#### Exercise:
Pick out each line containing the string "whatsapp".
--- Data excerpts ---
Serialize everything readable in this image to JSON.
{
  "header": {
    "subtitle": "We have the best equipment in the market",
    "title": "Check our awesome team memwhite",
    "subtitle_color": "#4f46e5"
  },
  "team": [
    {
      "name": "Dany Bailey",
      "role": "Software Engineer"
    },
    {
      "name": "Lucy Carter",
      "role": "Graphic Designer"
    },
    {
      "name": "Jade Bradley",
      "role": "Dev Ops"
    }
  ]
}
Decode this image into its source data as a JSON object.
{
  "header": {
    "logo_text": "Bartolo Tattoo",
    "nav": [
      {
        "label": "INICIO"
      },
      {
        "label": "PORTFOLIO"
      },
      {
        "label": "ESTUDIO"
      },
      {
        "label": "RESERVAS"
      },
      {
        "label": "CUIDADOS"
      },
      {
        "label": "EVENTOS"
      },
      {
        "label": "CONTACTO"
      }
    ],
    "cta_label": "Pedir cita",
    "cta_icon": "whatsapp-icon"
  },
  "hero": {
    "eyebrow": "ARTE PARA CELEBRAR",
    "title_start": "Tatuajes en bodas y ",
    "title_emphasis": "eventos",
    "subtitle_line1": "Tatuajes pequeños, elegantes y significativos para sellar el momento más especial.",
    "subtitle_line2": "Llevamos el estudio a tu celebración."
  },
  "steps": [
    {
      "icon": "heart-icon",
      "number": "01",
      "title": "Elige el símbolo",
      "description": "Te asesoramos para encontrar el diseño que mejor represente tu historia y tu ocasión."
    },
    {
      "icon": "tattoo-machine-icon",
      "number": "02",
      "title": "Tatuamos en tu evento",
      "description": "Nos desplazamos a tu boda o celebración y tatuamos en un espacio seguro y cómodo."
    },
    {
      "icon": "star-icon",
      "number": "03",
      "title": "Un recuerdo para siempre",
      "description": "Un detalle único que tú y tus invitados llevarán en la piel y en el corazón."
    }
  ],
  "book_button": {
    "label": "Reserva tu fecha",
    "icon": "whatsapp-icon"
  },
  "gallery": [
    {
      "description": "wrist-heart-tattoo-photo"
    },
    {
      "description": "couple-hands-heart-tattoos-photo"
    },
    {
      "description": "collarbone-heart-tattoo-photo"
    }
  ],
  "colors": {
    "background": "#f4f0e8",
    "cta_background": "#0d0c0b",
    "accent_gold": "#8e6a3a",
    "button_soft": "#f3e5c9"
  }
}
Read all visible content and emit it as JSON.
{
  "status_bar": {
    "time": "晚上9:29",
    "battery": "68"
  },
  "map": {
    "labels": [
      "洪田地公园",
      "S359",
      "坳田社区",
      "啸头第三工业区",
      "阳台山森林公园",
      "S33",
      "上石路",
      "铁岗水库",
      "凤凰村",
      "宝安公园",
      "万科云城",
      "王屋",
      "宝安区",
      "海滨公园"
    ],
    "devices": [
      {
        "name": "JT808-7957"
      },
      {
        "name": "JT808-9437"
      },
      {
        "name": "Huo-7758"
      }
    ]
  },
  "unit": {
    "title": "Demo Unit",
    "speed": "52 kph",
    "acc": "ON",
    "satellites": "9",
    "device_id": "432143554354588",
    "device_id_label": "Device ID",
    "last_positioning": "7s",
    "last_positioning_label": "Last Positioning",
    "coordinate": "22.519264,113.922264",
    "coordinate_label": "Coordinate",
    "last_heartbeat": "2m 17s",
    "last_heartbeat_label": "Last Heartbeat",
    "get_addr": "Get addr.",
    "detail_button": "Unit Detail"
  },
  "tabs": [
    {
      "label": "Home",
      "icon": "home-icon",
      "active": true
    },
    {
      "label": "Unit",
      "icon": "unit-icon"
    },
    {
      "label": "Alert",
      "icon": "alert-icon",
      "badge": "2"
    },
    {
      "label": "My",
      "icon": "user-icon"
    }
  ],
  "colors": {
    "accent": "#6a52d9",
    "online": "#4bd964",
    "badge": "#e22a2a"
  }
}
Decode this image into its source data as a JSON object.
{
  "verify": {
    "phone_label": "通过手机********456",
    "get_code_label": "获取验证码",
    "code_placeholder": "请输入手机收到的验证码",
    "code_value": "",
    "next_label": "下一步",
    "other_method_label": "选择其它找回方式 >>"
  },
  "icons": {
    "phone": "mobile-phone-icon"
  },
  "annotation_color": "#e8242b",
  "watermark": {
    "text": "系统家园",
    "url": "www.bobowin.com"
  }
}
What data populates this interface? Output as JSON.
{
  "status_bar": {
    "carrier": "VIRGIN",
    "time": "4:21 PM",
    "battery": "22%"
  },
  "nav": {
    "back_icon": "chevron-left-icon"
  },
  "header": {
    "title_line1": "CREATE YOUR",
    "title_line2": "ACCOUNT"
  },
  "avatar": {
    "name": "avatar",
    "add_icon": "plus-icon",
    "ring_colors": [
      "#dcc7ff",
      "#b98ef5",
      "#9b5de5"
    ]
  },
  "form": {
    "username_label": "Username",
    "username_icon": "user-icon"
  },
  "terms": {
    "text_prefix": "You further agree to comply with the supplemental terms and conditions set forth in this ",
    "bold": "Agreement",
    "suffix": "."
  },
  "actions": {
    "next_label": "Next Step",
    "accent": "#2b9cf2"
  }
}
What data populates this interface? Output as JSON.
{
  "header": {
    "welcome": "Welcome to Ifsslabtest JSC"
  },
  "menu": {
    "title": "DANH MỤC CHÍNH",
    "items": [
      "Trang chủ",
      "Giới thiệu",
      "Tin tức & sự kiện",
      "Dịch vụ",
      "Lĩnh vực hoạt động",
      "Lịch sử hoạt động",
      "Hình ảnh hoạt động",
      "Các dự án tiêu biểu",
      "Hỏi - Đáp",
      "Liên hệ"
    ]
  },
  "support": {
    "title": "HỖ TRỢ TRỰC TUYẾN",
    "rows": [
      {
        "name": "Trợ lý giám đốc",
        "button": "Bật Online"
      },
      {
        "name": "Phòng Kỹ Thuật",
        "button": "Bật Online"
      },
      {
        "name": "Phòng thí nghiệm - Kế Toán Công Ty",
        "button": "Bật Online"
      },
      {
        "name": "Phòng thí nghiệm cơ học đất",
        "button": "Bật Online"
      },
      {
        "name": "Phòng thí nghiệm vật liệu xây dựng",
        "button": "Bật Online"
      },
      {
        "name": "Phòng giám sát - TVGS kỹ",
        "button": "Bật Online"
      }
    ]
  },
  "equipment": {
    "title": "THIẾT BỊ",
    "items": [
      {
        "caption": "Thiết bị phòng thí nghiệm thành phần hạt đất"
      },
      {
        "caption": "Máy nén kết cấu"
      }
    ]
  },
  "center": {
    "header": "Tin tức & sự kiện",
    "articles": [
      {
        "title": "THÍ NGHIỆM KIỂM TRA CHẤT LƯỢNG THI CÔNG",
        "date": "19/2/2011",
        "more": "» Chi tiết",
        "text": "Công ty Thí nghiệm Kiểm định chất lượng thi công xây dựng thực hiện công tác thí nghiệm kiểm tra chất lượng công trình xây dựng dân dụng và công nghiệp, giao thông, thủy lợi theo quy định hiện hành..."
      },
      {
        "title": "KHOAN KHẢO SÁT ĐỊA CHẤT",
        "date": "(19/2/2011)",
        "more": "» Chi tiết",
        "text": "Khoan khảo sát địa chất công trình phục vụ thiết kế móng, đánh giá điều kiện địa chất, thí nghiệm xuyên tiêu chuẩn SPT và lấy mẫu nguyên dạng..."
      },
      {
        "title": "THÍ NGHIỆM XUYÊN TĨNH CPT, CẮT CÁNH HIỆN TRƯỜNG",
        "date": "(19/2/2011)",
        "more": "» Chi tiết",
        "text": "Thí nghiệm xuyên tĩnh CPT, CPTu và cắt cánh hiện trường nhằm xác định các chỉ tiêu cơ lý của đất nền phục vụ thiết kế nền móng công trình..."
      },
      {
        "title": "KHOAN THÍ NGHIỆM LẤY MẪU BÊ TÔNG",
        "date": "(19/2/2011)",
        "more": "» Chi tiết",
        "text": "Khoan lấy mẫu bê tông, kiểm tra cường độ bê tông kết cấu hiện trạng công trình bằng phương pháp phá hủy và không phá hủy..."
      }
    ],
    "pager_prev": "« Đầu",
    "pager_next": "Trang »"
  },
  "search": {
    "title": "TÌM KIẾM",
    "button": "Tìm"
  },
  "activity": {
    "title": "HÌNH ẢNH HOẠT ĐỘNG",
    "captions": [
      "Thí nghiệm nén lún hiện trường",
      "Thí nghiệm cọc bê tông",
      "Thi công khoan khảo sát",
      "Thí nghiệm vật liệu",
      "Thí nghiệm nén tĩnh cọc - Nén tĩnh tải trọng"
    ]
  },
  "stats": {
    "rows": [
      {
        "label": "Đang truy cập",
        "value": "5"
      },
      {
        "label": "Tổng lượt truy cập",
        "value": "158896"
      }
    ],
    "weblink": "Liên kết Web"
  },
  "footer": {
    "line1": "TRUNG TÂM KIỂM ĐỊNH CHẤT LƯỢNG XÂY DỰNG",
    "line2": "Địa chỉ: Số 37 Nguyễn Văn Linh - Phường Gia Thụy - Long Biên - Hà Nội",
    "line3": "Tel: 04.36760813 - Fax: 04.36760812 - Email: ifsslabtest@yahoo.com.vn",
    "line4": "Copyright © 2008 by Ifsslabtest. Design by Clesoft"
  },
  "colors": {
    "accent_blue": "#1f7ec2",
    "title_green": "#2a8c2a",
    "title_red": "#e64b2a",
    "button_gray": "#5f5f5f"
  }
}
---
#### Answer below:
    "cta_icon": "whatsapp-icon"
    "icon": "whatsapp-icon"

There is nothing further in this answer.